ASSIGNED TASK —
Across the entries below, work out how many lines contain "sowie". Respond with the number and no other text.

'''

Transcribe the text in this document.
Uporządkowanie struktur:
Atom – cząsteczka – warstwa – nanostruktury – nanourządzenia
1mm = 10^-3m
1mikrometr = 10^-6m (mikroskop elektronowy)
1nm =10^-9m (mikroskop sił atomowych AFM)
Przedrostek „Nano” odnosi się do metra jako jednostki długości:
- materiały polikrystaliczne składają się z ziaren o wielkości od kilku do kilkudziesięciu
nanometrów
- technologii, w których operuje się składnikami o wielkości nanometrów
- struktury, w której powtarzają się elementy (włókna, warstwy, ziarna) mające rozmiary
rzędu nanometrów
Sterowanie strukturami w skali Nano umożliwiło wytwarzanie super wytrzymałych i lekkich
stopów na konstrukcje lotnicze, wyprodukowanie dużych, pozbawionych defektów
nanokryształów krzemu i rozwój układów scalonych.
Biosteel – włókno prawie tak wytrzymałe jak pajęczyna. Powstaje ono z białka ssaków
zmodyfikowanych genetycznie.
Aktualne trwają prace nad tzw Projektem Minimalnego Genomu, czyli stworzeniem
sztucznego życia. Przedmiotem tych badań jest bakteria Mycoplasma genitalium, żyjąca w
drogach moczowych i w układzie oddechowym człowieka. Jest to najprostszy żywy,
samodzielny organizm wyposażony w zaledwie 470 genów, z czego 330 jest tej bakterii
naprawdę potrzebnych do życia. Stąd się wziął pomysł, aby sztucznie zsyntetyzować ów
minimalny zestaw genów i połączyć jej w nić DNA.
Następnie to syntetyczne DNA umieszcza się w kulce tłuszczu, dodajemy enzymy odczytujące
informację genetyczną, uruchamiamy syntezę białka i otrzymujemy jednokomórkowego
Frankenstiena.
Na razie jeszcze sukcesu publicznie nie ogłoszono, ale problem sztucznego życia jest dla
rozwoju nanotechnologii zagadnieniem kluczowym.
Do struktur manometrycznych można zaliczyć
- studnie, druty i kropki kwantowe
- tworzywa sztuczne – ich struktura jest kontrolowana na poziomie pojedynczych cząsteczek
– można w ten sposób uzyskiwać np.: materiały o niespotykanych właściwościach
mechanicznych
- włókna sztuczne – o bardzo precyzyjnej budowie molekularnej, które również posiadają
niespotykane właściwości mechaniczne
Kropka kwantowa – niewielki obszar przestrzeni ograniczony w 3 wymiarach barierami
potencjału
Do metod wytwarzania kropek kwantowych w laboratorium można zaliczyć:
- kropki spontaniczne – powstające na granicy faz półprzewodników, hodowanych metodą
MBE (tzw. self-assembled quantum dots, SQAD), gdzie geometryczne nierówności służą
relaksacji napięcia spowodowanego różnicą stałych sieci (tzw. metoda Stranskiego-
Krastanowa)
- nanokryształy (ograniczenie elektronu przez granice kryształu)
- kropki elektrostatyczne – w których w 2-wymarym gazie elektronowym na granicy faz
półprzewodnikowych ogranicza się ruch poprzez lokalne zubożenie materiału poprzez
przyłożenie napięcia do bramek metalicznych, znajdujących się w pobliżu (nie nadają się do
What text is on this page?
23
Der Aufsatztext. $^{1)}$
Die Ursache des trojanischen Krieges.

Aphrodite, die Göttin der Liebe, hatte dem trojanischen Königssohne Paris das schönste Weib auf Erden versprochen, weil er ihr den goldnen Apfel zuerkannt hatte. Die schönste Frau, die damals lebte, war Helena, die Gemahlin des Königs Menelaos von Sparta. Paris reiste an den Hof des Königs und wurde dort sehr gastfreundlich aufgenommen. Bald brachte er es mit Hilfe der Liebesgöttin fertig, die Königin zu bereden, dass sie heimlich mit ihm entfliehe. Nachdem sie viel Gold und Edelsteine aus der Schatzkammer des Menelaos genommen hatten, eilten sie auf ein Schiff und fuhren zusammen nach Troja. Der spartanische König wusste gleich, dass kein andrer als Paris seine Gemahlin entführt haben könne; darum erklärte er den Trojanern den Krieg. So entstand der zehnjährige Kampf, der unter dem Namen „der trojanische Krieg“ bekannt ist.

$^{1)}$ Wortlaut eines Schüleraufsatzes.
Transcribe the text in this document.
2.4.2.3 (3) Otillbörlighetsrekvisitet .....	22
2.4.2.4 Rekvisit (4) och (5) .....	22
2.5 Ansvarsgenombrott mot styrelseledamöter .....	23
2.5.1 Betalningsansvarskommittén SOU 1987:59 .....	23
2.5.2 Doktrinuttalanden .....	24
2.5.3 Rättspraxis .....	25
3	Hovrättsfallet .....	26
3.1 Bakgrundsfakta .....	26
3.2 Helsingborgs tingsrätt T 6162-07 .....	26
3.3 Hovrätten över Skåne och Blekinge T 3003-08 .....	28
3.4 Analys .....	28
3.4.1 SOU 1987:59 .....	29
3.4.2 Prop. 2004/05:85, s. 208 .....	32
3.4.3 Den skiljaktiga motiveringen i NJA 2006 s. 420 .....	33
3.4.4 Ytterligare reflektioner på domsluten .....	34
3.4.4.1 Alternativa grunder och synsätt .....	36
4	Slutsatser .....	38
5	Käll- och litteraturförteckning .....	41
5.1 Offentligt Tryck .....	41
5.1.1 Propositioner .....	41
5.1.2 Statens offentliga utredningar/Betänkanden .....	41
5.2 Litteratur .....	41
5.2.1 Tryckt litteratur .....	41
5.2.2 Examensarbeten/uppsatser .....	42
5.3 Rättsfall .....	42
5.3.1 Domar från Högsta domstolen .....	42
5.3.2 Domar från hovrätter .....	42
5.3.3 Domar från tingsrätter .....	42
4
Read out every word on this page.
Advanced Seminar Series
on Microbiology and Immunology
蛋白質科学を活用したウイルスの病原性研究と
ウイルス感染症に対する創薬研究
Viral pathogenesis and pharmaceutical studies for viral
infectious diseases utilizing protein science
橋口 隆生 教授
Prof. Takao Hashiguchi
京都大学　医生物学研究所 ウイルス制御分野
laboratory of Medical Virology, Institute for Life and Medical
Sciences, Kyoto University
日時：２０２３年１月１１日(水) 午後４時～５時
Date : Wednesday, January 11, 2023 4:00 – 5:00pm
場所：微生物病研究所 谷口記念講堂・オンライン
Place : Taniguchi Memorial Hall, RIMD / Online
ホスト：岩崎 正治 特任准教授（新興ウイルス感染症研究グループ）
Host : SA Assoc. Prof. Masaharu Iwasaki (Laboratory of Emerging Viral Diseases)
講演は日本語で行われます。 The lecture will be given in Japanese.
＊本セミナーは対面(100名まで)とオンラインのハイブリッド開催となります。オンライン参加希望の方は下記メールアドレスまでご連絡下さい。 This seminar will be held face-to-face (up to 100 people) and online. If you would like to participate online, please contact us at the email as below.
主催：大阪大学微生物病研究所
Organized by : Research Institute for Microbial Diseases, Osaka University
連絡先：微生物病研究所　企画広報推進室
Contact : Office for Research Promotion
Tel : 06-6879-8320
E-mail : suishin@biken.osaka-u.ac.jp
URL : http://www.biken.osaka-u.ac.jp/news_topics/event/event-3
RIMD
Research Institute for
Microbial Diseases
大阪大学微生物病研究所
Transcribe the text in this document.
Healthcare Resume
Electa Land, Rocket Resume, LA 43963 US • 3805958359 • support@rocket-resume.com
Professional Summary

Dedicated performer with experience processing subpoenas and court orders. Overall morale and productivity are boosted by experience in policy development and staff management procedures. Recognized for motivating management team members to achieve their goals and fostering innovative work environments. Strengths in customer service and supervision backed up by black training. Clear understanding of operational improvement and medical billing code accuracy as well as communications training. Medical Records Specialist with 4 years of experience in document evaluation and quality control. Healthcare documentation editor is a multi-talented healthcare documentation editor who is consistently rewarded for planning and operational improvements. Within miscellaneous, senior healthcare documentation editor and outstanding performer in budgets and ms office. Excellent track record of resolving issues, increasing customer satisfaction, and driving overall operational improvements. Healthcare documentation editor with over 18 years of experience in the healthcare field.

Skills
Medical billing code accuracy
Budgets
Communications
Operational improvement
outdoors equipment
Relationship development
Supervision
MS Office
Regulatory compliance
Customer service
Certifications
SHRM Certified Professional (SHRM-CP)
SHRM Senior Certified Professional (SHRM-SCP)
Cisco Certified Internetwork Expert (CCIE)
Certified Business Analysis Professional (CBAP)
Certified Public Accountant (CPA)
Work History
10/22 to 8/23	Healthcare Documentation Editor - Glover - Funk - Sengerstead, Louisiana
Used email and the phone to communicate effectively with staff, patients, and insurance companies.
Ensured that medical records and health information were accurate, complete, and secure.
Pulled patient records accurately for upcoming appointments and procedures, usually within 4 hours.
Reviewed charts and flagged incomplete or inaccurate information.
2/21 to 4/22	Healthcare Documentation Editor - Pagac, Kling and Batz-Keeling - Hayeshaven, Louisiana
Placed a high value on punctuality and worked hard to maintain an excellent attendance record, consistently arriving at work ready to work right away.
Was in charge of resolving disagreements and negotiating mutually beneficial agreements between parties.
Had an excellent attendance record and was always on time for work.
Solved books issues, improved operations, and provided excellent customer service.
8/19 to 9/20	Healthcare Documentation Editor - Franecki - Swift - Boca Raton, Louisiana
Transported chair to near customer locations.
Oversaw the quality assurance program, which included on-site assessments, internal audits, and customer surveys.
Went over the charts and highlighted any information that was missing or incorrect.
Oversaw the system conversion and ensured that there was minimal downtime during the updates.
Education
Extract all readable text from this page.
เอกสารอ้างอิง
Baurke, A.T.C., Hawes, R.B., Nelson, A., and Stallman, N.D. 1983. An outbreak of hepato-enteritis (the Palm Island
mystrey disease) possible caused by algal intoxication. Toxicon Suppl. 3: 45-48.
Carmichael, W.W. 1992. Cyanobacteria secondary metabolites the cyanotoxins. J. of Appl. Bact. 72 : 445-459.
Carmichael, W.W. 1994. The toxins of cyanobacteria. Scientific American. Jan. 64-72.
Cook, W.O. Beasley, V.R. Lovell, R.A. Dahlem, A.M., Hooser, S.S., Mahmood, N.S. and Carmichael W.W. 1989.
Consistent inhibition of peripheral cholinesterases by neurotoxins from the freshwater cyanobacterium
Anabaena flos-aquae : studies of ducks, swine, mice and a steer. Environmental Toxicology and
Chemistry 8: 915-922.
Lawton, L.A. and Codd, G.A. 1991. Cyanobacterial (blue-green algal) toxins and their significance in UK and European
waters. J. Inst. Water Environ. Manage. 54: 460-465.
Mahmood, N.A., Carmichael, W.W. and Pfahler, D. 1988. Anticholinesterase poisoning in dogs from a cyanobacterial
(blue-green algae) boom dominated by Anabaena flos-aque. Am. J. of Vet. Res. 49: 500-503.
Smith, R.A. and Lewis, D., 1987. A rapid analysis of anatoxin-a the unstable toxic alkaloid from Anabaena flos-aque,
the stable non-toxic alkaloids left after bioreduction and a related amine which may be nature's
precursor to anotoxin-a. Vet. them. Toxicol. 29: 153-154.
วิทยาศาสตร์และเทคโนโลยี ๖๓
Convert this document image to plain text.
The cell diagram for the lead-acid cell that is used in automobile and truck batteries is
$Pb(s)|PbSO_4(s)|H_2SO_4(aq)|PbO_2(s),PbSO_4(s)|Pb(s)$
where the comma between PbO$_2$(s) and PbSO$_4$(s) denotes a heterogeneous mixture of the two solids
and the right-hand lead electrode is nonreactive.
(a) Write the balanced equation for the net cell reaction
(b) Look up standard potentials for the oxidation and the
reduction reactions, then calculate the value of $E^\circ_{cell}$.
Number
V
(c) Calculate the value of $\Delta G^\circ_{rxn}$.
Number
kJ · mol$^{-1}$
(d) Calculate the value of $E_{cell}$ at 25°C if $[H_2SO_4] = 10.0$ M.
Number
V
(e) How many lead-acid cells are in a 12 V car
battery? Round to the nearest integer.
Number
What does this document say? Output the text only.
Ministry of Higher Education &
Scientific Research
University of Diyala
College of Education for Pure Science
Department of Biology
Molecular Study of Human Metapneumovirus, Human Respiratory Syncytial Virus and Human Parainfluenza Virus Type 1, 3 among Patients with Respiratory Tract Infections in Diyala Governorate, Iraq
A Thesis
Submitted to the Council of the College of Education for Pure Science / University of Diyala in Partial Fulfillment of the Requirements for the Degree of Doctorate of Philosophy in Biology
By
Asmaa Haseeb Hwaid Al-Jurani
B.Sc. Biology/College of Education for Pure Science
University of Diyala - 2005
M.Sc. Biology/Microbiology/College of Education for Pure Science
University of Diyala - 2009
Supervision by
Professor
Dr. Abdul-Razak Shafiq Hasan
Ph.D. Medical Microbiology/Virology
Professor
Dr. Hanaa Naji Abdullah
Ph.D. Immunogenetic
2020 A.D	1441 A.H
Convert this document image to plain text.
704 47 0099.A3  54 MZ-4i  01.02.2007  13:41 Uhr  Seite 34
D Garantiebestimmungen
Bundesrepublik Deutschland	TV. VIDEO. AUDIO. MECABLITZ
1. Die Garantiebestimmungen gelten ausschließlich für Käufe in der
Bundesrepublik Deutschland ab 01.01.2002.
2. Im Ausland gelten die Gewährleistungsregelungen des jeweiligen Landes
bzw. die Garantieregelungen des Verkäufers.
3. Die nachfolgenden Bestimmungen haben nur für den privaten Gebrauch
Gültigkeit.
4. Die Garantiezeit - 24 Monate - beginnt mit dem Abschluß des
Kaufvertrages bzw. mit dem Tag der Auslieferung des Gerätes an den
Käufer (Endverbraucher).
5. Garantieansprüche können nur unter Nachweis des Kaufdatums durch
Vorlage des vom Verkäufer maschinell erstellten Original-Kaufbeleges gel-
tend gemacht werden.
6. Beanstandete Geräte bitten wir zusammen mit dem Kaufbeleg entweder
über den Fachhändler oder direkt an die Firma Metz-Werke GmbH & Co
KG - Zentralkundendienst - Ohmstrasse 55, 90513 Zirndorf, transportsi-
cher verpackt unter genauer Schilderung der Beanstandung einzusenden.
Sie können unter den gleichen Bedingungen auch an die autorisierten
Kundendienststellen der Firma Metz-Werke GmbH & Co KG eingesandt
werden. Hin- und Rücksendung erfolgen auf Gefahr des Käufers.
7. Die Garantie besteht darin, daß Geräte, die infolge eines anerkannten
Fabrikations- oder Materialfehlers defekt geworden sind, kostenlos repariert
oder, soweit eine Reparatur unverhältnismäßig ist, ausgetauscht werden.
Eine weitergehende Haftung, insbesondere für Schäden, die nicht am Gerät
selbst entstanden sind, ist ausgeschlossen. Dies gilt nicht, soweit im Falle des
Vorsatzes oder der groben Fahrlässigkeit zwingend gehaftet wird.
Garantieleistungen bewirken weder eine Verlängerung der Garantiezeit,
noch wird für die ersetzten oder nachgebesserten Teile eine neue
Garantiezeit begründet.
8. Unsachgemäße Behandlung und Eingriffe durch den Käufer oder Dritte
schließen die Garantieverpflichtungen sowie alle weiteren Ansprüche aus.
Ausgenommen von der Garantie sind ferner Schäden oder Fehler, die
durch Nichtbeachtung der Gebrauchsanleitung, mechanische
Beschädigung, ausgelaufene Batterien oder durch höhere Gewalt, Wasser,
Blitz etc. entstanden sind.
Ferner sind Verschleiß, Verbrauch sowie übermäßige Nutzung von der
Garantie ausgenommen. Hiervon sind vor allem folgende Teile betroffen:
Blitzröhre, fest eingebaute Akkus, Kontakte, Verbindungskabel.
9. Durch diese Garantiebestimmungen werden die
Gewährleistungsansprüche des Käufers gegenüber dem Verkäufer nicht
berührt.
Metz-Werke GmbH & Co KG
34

'''

EXPECTED ANSWER —
2